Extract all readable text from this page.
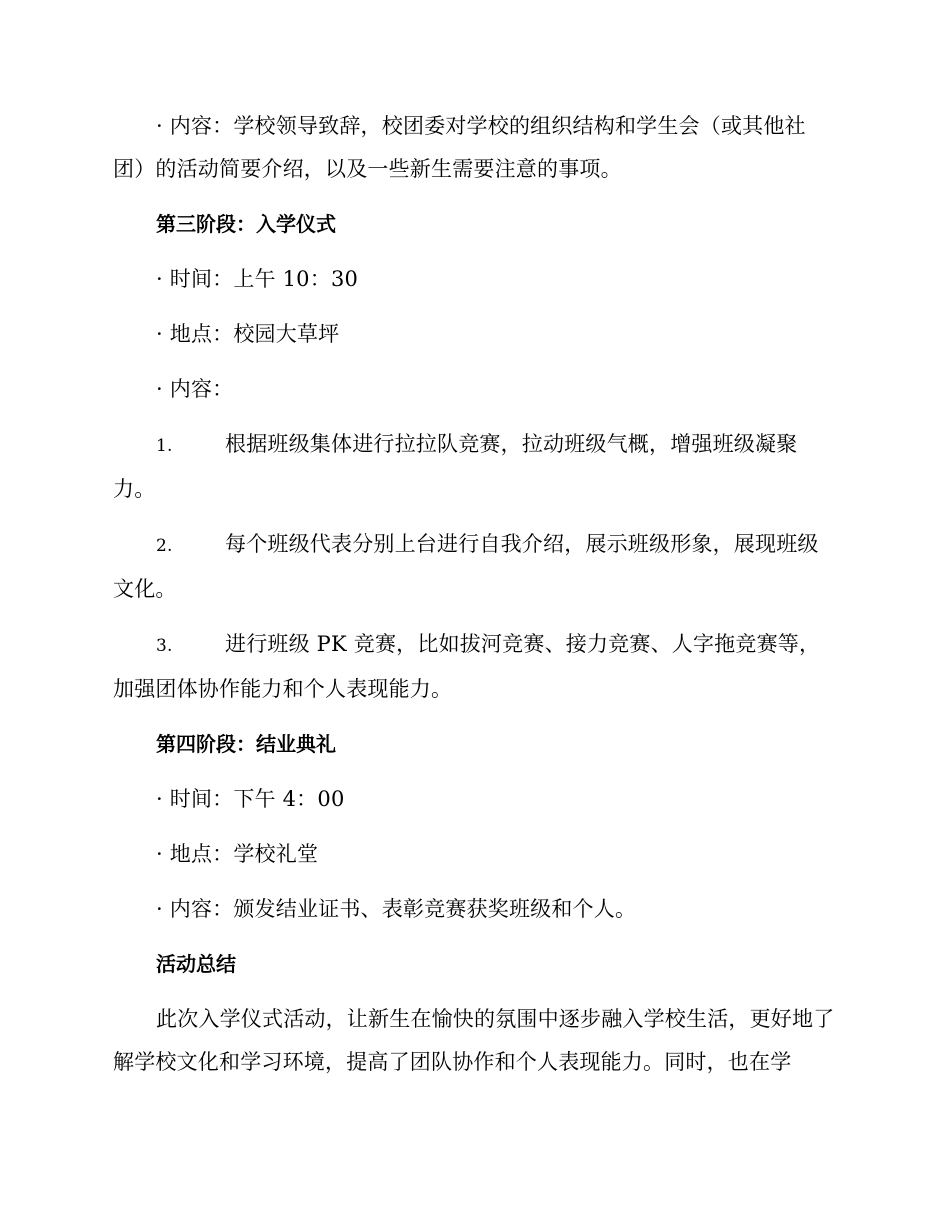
· 内容：学校领导致辞，校团委对学校的组织结构和学生会（或其他社团）的活动简要介绍，以及一些新生需要注意的事项。

第三阶段：入学仪式

· 时间：上午 10：30

· 地点：校园大草坪

· 内容：

1. 根据班级集体进行拉拉队竞赛，拉动班级气概，增强班级凝聚力。

2. 每个班级代表分别上台进行自我介绍，展示班级形象，展现班级文化。

3. 进行班级 PK 竞赛，比如拔河竞赛、接力竞赛、人字拖竞赛等，加强团体协作能力和个人表现能力。

第四阶段：结业典礼

· 时间：下午 4：00

· 地点：学校礼堂

· 内容：颁发结业证书、表彰竞赛获奖班级和个人。

活动总结

此次入学仪式活动，让新生在愉快的氛围中逐步融入学校生活，更好地了解学校文化和学习环境，提高了团队协作和个人表现能力。同时，也在学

-----

* [Set task]:
Quote the listing above in full, except for the pictures.

* [Expected answer]:
Extract all readable text from this page.
· 内容：学校领导致辞，校团委对学校的组织结构和学生会（或其他社团）的活动简要介绍，以及一些新生需要注意的事项。

第三阶段：入学仪式

· 时间：上午 10：30

· 地点：校园大草坪

· 内容：

1. 根据班级集体进行拉拉队竞赛，拉动班级气概，增强班级凝聚力。

2. 每个班级代表分别上台进行自我介绍，展示班级形象，展现班级文化。

3. 进行班级 PK 竞赛，比如拔河竞赛、接力竞赛、人字拖竞赛等，加强团体协作能力和个人表现能力。

第四阶段：结业典礼

· 时间：下午 4：00

· 地点：学校礼堂

· 内容：颁发结业证书、表彰竞赛获奖班级和个人。

活动总结

此次入学仪式活动，让新生在愉快的氛围中逐步融入学校生活，更好地了解学校文化和学习环境，提高了团队协作和个人表现能力。同时，也在学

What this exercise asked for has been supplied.